List every line in this data where the string "cilat" occurs.
━━━━━━━━
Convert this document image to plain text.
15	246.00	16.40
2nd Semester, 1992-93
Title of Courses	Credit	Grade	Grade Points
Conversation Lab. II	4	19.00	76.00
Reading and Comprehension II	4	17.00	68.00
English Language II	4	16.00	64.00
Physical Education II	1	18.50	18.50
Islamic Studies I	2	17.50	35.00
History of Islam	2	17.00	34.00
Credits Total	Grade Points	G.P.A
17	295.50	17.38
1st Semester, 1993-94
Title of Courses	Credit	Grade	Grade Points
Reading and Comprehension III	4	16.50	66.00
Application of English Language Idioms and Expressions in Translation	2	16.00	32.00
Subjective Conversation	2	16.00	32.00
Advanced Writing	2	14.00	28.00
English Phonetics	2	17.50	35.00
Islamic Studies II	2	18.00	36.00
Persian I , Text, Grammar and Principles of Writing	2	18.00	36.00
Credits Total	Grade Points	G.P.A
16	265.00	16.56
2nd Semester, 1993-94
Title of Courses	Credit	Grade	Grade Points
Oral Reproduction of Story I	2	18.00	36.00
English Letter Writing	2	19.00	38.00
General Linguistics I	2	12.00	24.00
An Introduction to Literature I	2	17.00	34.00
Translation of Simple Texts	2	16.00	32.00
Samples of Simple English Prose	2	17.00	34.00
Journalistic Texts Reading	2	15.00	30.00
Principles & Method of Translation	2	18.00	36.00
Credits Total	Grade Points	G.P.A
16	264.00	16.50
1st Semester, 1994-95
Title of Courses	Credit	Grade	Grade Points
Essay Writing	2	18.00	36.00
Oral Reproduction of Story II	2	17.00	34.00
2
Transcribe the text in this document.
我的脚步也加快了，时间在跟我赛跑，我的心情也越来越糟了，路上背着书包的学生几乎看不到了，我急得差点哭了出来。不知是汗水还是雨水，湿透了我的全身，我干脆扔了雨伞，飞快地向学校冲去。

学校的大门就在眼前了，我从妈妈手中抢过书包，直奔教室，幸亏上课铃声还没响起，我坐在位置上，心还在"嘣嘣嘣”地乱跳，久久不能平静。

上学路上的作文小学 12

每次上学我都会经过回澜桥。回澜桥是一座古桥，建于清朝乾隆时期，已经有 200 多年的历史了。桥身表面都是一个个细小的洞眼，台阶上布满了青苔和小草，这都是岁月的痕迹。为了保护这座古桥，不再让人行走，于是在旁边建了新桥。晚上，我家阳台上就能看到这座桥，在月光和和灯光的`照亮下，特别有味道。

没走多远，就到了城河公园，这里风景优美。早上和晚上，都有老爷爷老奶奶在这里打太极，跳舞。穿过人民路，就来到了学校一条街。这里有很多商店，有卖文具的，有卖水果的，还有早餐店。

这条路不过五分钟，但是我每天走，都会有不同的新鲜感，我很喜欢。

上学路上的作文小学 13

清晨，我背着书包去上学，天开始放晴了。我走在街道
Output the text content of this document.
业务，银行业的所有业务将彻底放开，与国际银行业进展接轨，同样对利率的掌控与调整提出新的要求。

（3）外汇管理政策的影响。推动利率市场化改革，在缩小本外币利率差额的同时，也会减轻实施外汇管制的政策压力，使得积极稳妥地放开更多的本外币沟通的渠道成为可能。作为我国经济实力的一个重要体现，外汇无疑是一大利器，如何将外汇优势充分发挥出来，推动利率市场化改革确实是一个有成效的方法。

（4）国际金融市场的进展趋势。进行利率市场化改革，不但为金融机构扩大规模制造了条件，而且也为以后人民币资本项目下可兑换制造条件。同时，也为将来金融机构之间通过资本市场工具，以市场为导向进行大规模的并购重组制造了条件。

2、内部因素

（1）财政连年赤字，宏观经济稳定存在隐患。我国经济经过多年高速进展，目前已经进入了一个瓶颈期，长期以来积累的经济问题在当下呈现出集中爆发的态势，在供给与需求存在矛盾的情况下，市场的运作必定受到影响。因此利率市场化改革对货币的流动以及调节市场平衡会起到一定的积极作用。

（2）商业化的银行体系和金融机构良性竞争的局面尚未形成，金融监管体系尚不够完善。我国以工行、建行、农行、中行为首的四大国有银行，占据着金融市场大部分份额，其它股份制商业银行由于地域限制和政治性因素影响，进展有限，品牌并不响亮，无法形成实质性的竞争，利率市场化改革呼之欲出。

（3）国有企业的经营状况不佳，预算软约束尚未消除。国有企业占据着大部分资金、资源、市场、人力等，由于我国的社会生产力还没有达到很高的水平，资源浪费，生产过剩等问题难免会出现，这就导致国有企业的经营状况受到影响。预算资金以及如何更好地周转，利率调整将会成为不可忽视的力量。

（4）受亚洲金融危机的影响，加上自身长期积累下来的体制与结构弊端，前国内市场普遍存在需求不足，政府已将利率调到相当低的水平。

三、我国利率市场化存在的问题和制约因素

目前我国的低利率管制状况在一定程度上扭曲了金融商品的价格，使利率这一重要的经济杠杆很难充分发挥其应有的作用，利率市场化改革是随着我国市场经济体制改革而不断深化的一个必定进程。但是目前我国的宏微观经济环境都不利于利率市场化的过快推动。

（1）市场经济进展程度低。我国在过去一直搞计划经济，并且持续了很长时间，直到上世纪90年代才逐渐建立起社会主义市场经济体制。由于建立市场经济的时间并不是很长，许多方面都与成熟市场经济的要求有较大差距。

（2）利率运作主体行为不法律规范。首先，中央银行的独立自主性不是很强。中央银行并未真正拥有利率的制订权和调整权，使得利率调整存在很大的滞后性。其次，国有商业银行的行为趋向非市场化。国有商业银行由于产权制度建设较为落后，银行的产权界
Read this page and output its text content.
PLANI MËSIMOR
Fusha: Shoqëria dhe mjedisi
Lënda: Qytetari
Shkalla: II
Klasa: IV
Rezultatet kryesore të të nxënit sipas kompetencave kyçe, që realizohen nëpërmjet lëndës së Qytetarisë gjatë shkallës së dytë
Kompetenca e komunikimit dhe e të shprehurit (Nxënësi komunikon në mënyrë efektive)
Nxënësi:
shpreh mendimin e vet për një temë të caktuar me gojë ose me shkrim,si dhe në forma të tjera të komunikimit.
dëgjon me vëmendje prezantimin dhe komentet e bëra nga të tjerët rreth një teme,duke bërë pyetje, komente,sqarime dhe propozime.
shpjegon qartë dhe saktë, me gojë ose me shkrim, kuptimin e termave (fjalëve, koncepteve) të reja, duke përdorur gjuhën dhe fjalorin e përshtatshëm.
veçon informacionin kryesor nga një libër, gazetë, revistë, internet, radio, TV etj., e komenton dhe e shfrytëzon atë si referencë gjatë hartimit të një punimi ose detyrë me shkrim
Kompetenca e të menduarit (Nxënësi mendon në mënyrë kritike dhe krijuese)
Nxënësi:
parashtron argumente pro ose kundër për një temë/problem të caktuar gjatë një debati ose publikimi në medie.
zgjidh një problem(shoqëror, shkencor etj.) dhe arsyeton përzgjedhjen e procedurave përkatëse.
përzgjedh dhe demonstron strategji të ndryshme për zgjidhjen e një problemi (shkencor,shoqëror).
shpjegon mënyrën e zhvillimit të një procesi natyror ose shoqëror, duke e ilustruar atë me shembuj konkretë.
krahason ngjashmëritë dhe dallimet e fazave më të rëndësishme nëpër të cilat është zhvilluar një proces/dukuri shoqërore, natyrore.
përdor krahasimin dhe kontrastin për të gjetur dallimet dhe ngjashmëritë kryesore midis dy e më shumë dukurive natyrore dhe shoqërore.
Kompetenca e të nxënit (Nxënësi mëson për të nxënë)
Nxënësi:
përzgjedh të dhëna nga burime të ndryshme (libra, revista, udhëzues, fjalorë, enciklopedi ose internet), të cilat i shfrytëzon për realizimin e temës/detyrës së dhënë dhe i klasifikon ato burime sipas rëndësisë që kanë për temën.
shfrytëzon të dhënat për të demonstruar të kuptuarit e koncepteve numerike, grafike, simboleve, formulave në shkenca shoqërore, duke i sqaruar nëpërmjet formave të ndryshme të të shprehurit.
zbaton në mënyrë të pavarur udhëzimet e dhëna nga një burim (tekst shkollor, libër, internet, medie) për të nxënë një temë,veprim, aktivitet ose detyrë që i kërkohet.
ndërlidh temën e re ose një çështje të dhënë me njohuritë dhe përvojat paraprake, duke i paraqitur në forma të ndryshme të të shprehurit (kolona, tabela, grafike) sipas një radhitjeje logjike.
━━━━━━━━
__Answer in full__
krahason ngjashmëritë dhe dallimet e fazave më të rëndësishme nëpër të cilat është zhvilluar një proces/dukuri shoqërore, natyrore.
përzgjedh të dhëna nga burime të ndryshme (libra, revista, udhëzues, fjalorë, enciklopedi ose internet), të cilat i shfrytëzon për realizimin e temës/detyrës së dhënë dhe i klasifikon ato burime sipas rëndësisë që kanë për temën.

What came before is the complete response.